### Aim of the task
Copy each line containing the word "content" from the records that follow, please.
------------
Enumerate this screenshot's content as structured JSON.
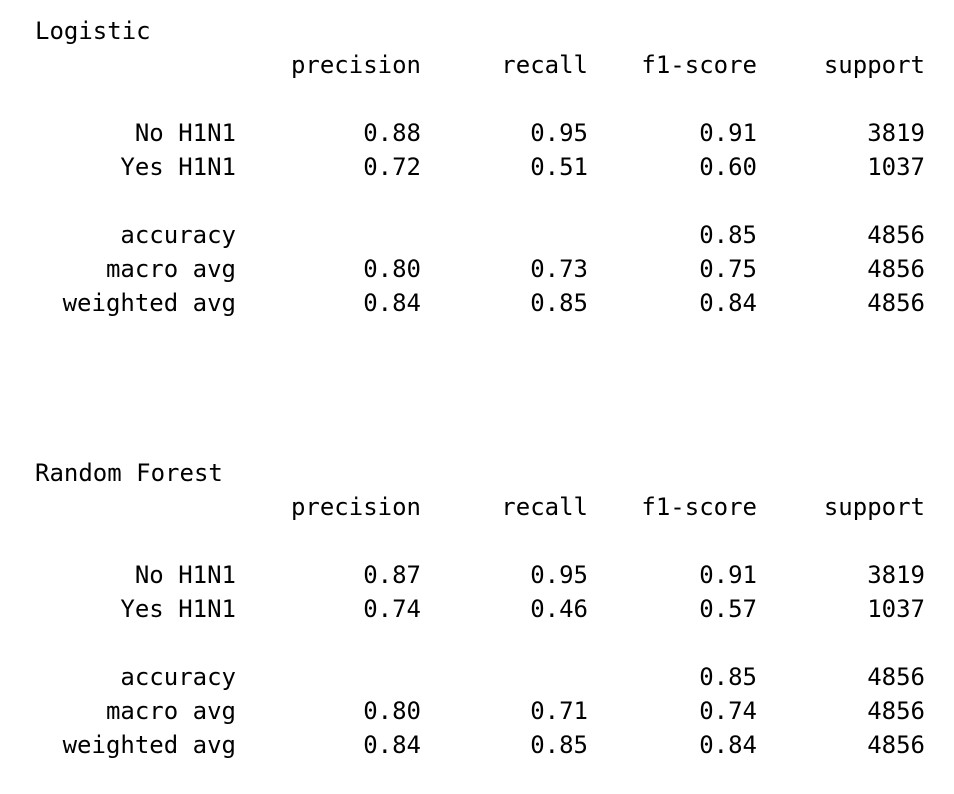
{
  "reports": [
    {
      "title": "Logistic",
      "headers": {
        "precision": "precision",
        "recall": "recall",
        "f1": "f1-score",
        "support": "support"
      },
      "class_rows": [
        {
          "label": "No H1N1",
          "precision": "0.88",
          "recall": "0.95",
          "f1": "0.91",
          "support": "3819"
        },
        {
          "label": "Yes H1N1",
          "precision": "0.72",
          "recall": "0.51",
          "f1": "0.60",
          "support": "1037"
        }
      ],
      "accuracy_row": {
        "label": "accuracy",
        "f1": "0.85",
        "support": "4856"
      },
      "avg_rows": [
        {
          "label": "macro avg",
          "precision": "0.80",
          "recall": "0.73",
          "f1": "0.75",
          "support": "4856"
        },
        {
          "label": "weighted avg",
          "precision": "0.84",
          "recall": "0.85",
          "f1": "0.84",
          "support": "4856"
        }
      ]
    },
    {
      "title": "Random Forest",
      "headers": {
        "precision": "precision",
        "recall": "recall",
        "f1": "f1-score",
        "support": "support"
      },
      "class_rows": [
        {
          "label": "No H1N1",
          "precision": "0.87",
          "recall": "0.95",
          "f1": "0.91",
          "support": "3819"
        },
        {
          "label": "Yes H1N1",
          "precision": "0.74",
          "recall": "0.46",
          "f1": "0.57",
          "support": "1037"
        }
      ],
      "accuracy_row": {
        "label": "accuracy",
        "f1": "0.85",
        "support": "4856"
      },
      "avg_rows": [
        {
          "label": "macro avg",
          "precision": "0.80",
          "recall": "0.71",
          "f1": "0.74",
          "support": "4856"
        },
        {
          "label": "weighted avg",
          "precision": "0.84",
          "recall": "0.85",
          "f1": "0.84",
          "support": "4856"
        }
      ]
    }
  ]
}
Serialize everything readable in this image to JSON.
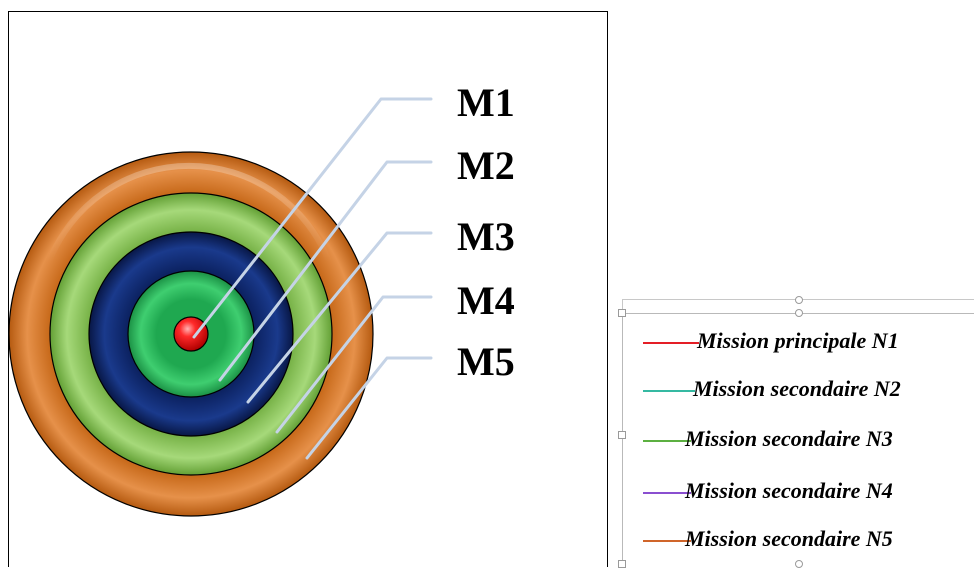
{
  "rings": [
    {
      "label": "M1",
      "color": "#e41e26",
      "name": "ring-m1"
    },
    {
      "label": "M2",
      "color": "#22a84c",
      "name": "ring-m2"
    },
    {
      "label": "M3",
      "color": "#0b2260",
      "name": "ring-m3"
    },
    {
      "label": "M4",
      "color": "#74b043",
      "name": "ring-m4"
    },
    {
      "label": "M5",
      "color": "#c4620f",
      "name": "ring-m5"
    }
  ],
  "legend": {
    "items": [
      {
        "label": "Mission principale N1",
        "color": "#e41e26"
      },
      {
        "label": "Mission secondaire N2",
        "color": "#35b9a2"
      },
      {
        "label": "Mission secondaire N3",
        "color": "#5cb041"
      },
      {
        "label": "Mission secondaire N4",
        "color": "#8a4fd0"
      },
      {
        "label": "Mission secondaire N5",
        "color": "#d0652a"
      }
    ]
  },
  "connector_color": "#c5d3e6"
}
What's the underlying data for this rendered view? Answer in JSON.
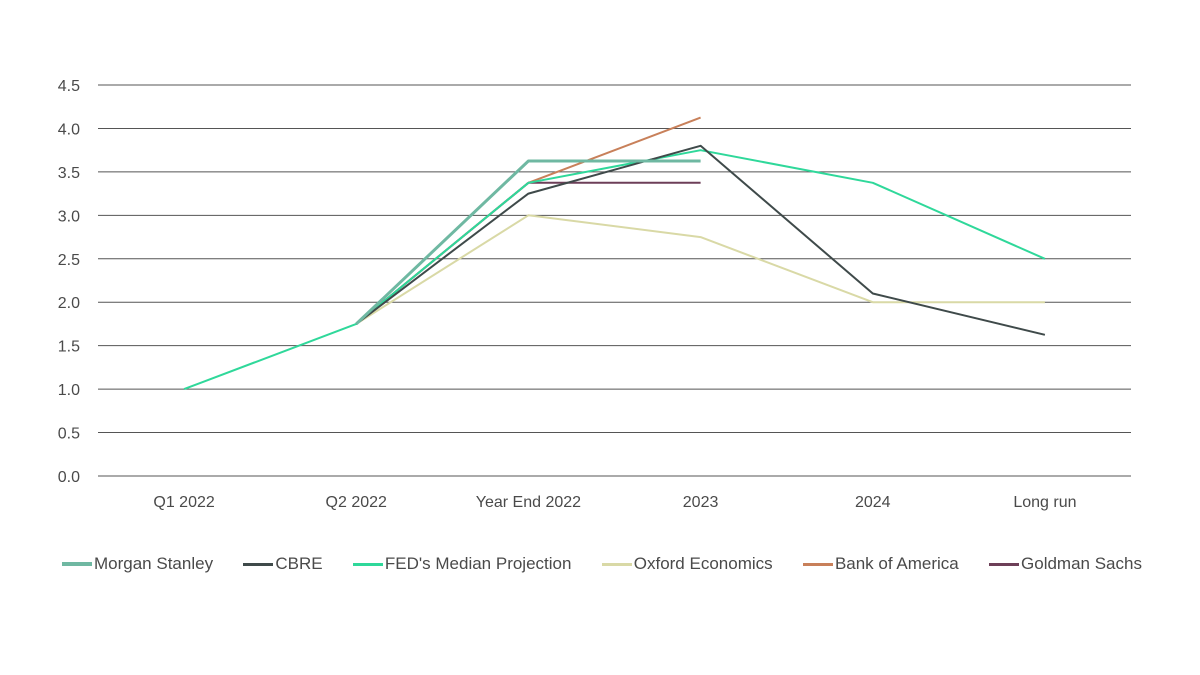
{
  "chart_data": {
    "type": "line",
    "title": "",
    "xlabel": "",
    "ylabel": "",
    "categories": [
      "Q1 2022",
      "Q2 2022",
      "Year End 2022",
      "2023",
      "2024",
      "Long run"
    ],
    "ylim": [
      0,
      4.5
    ],
    "yticks": [
      "0.0",
      "0.5",
      "1.0",
      "1.5",
      "2.0",
      "2.5",
      "3.0",
      "3.5",
      "4.0",
      "4.5"
    ],
    "grid": true,
    "legend_position": "bottom",
    "series": [
      {
        "name": "Oxford Economics",
        "color": "#d9d9a6",
        "values": [
          null,
          1.75,
          3.0,
          2.75,
          2.0,
          2.0
        ]
      },
      {
        "name": "Bank of America",
        "color": "#c8805a",
        "values": [
          null,
          1.75,
          3.375,
          4.125,
          null,
          null
        ]
      },
      {
        "name": "Goldman Sachs",
        "color": "#6d3f58",
        "values": [
          null,
          1.75,
          3.375,
          3.375,
          null,
          null
        ]
      },
      {
        "name": "FED's Median Projection",
        "color": "#2fd89a",
        "values": [
          1.0,
          1.75,
          3.375,
          3.75,
          3.375,
          2.5
        ]
      },
      {
        "name": "CBRE",
        "color": "#3f4a4a",
        "values": [
          null,
          1.75,
          3.25,
          3.8,
          2.1,
          1.625
        ]
      },
      {
        "name": "Morgan Stanley",
        "color": "#6fb8a2",
        "values": [
          null,
          1.75,
          3.625,
          3.625,
          null,
          null
        ]
      }
    ],
    "legend_order": [
      "Morgan Stanley",
      "CBRE",
      "FED's Median Projection",
      "Oxford Economics",
      "Bank of America",
      "Goldman Sachs"
    ]
  }
}
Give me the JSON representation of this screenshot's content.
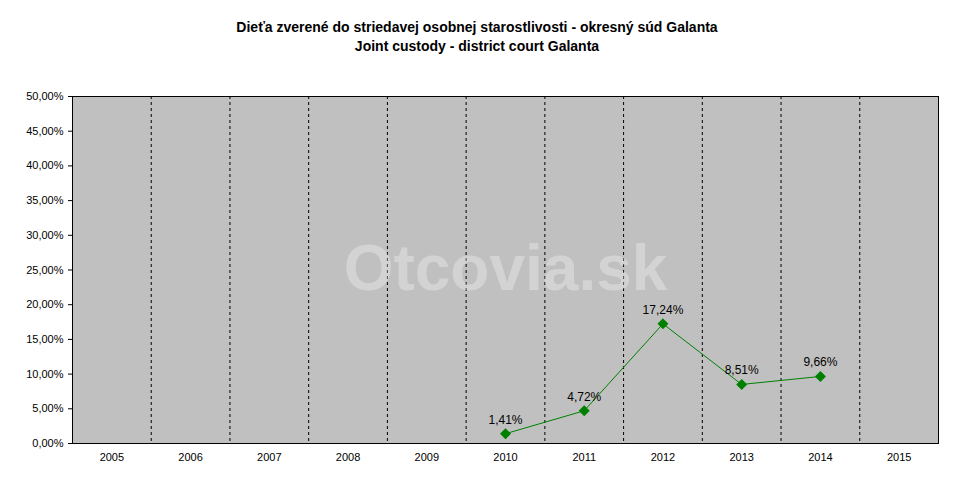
{
  "chart_data": {
    "type": "line",
    "title": "Dieťa zverené do striedavej osobnej starostlivosti - okresný súd Galanta",
    "subtitle": "Joint custody - district court Galanta",
    "annotations": [
      "Otcovia.sk"
    ],
    "categories": [
      "2005",
      "2006",
      "2007",
      "2008",
      "2009",
      "2010",
      "2011",
      "2012",
      "2013",
      "2014",
      "2015"
    ],
    "values": [
      null,
      null,
      null,
      null,
      null,
      1.41,
      4.72,
      17.24,
      8.51,
      9.66,
      null
    ],
    "value_labels": [
      null,
      null,
      null,
      null,
      null,
      "1,41%",
      "4,72%",
      "17,24%",
      "8,51%",
      "9,66%",
      null
    ],
    "color": "#008000",
    "marker": "diamond",
    "ylim": [
      0,
      50
    ],
    "yticks": [
      {
        "value": 0,
        "label": "0,00%"
      },
      {
        "value": 5,
        "label": "5,00%"
      },
      {
        "value": 10,
        "label": "10,00%"
      },
      {
        "value": 15,
        "label": "15,00%"
      },
      {
        "value": 20,
        "label": "20,00%"
      },
      {
        "value": 25,
        "label": "25,00%"
      },
      {
        "value": 30,
        "label": "30,00%"
      },
      {
        "value": 35,
        "label": "35,00%"
      },
      {
        "value": 40,
        "label": "40,00%"
      },
      {
        "value": 45,
        "label": "45,00%"
      },
      {
        "value": 50,
        "label": "50,00%"
      }
    ],
    "grid": true,
    "data_labels": true
  }
}
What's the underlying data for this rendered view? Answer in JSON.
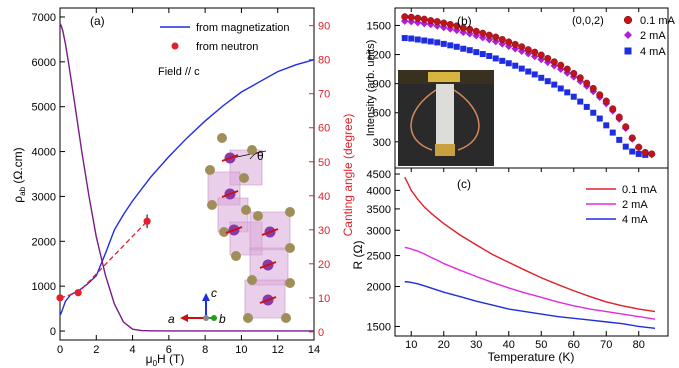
{
  "chart_data": [
    {
      "panel": "a",
      "type": "line",
      "panel_label": "(a)",
      "annotation": "Field // c",
      "theta_label": "θ",
      "xlabel_main": "μ",
      "xlabel_sub": "0",
      "xlabel_tail": "H (T)",
      "ylabel_main": "ρ",
      "ylabel_sub": "ab",
      "ylabel_tail": " (Ω.cm)",
      "y2label": "Canting angle (degree)",
      "xlim": [
        0,
        14
      ],
      "ylim": [
        -200,
        7200
      ],
      "y2lim": [
        -2.4,
        95.2
      ],
      "xticks": [
        "0",
        "2",
        "4",
        "6",
        "8",
        "10",
        "12",
        "14"
      ],
      "yticks": [
        "0",
        "1000",
        "2000",
        "3000",
        "4000",
        "5000",
        "6000",
        "7000"
      ],
      "y2ticks": [
        "0",
        "10",
        "20",
        "30",
        "40",
        "50",
        "60",
        "70",
        "80",
        "90"
      ],
      "axis_letters": {
        "a": "a",
        "b": "b",
        "c": "c"
      },
      "colors": {
        "magnetization": "#1f2de0",
        "neutron": "#e0202a",
        "resistivity": "#7a1a8a"
      },
      "series": [
        {
          "name": "from magnetization",
          "axis": "right",
          "x": [
            0.02,
            0.1,
            0.3,
            0.6,
            1.0,
            1.5,
            2.0,
            2.5,
            3.0,
            3.5,
            4.0,
            5.0,
            6.0,
            7.0,
            8.0,
            9.0,
            10.0,
            11.0,
            12.0,
            13.0,
            14.0
          ],
          "y": [
            5,
            6,
            9,
            11,
            12,
            14,
            16.5,
            23,
            30,
            34.5,
            38.5,
            45.5,
            51.5,
            57,
            62,
            66.5,
            70.5,
            73.5,
            76.5,
            78.5,
            80
          ]
        },
        {
          "name": "from neutron",
          "axis": "right",
          "x": [
            0,
            1.0,
            4.8
          ],
          "y": [
            10,
            11.5,
            32.5
          ],
          "yerr": [
            1,
            1,
            2
          ]
        },
        {
          "name": "",
          "axis": "left",
          "x": [
            0,
            0.05,
            0.15,
            0.3,
            0.5,
            0.8,
            1.2,
            1.6,
            2.0,
            2.5,
            3.0,
            3.5,
            4.0,
            4.5,
            5.0,
            6.0,
            8.0,
            10.0,
            12.0,
            14.0
          ],
          "y": [
            6850,
            6820,
            6700,
            6400,
            5900,
            5100,
            4000,
            3000,
            2100,
            1250,
            600,
            200,
            40,
            10,
            5,
            3,
            2,
            2,
            2,
            2
          ]
        }
      ]
    },
    {
      "panel": "b",
      "type": "scatter",
      "panel_label": "(b)",
      "annotation": "(0,0,2)",
      "ylabel": "Intensity (arb. units)",
      "xlim": [
        5,
        89
      ],
      "ylim": [
        30,
        1680
      ],
      "yticks": [
        "300",
        "600",
        "900",
        "1200",
        "1500"
      ],
      "colors": {
        "0.1 mA": "#c0141c",
        "2 mA": "#b01ed8",
        "4 mA": "#1f2de0"
      },
      "series": [
        {
          "name": "0.1 mA",
          "x": [
            8,
            10,
            12,
            14,
            16,
            18,
            20,
            22,
            24,
            26,
            28,
            30,
            32,
            34,
            36,
            38,
            40,
            42,
            44,
            46,
            48,
            50,
            52,
            54,
            56,
            58,
            60,
            62,
            64,
            66,
            68,
            70,
            72,
            74,
            76,
            78,
            80,
            82,
            84
          ],
          "y": [
            1590,
            1585,
            1575,
            1565,
            1550,
            1540,
            1525,
            1510,
            1495,
            1475,
            1460,
            1440,
            1420,
            1400,
            1380,
            1355,
            1330,
            1305,
            1280,
            1250,
            1225,
            1195,
            1160,
            1125,
            1090,
            1050,
            1005,
            960,
            905,
            850,
            785,
            720,
            640,
            555,
            455,
            340,
            245,
            190,
            175
          ]
        },
        {
          "name": "2 mA",
          "x": [
            8,
            10,
            12,
            14,
            16,
            18,
            20,
            22,
            24,
            26,
            28,
            30,
            32,
            34,
            36,
            38,
            40,
            42,
            44,
            46,
            48,
            50,
            52,
            54,
            56,
            58,
            60,
            62,
            64,
            66,
            68,
            70,
            72,
            74,
            76,
            78,
            80,
            82,
            84
          ],
          "y": [
            1545,
            1540,
            1530,
            1520,
            1510,
            1495,
            1480,
            1465,
            1450,
            1430,
            1415,
            1395,
            1375,
            1355,
            1335,
            1310,
            1285,
            1260,
            1235,
            1210,
            1180,
            1150,
            1120,
            1085,
            1050,
            1010,
            970,
            925,
            875,
            820,
            760,
            695,
            620,
            535,
            440,
            330,
            240,
            185,
            170
          ]
        },
        {
          "name": "4 mA",
          "x": [
            8,
            10,
            12,
            14,
            16,
            18,
            20,
            22,
            24,
            26,
            28,
            30,
            32,
            34,
            36,
            38,
            40,
            42,
            44,
            46,
            48,
            50,
            52,
            54,
            56,
            58,
            60,
            62,
            64,
            66,
            68,
            70,
            72,
            74,
            76,
            78,
            80,
            82
          ],
          "y": [
            1370,
            1365,
            1355,
            1345,
            1335,
            1325,
            1310,
            1295,
            1280,
            1260,
            1245,
            1225,
            1205,
            1185,
            1160,
            1135,
            1110,
            1085,
            1055,
            1025,
            995,
            960,
            925,
            890,
            850,
            810,
            765,
            715,
            660,
            600,
            540,
            470,
            395,
            320,
            250,
            200,
            175,
            165
          ]
        }
      ]
    },
    {
      "panel": "c",
      "type": "line",
      "panel_label": "(c)",
      "xlabel": "Temperature (K)",
      "ylabel": "R (Ω)",
      "y_scale": "log",
      "xlim": [
        5,
        89
      ],
      "ylim": [
        1400,
        4700
      ],
      "xticks": [
        "10",
        "20",
        "30",
        "40",
        "50",
        "60",
        "70",
        "80"
      ],
      "yticks": [
        "1500",
        "2000",
        "2500",
        "3000",
        "3500",
        "4000",
        "4500"
      ],
      "colors": {
        "0.1 mA": "#e0202a",
        "2 mA": "#e02ce0",
        "4 mA": "#1f2de0"
      },
      "series": [
        {
          "name": "0.1 mA",
          "x": [
            8,
            9,
            10,
            12,
            14,
            16,
            18,
            20,
            25,
            30,
            35,
            40,
            45,
            50,
            55,
            60,
            65,
            70,
            75,
            80,
            85
          ],
          "y": [
            4400,
            4200,
            4000,
            3750,
            3550,
            3400,
            3270,
            3150,
            2900,
            2700,
            2520,
            2380,
            2250,
            2130,
            2030,
            1940,
            1860,
            1790,
            1740,
            1700,
            1670
          ]
        },
        {
          "name": "2 mA",
          "x": [
            8,
            9,
            10,
            12,
            14,
            16,
            18,
            20,
            25,
            30,
            35,
            40,
            45,
            50,
            55,
            60,
            65,
            70,
            75,
            80,
            85
          ],
          "y": [
            2650,
            2640,
            2620,
            2580,
            2530,
            2470,
            2420,
            2360,
            2250,
            2150,
            2060,
            1980,
            1910,
            1850,
            1790,
            1740,
            1700,
            1670,
            1640,
            1610,
            1580
          ]
        },
        {
          "name": "4 mA",
          "x": [
            8,
            9,
            10,
            12,
            14,
            16,
            18,
            20,
            25,
            30,
            35,
            40,
            45,
            50,
            55,
            60,
            65,
            70,
            75,
            80,
            85
          ],
          "y": [
            2070,
            2068,
            2060,
            2040,
            2010,
            1980,
            1950,
            1920,
            1860,
            1800,
            1750,
            1700,
            1670,
            1640,
            1610,
            1590,
            1570,
            1550,
            1530,
            1500,
            1480
          ]
        }
      ]
    }
  ]
}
------------
### Exercise answer
Enumerate this screenshot's content as structured JSON.
Give me the JSON representation of this screenshot's content.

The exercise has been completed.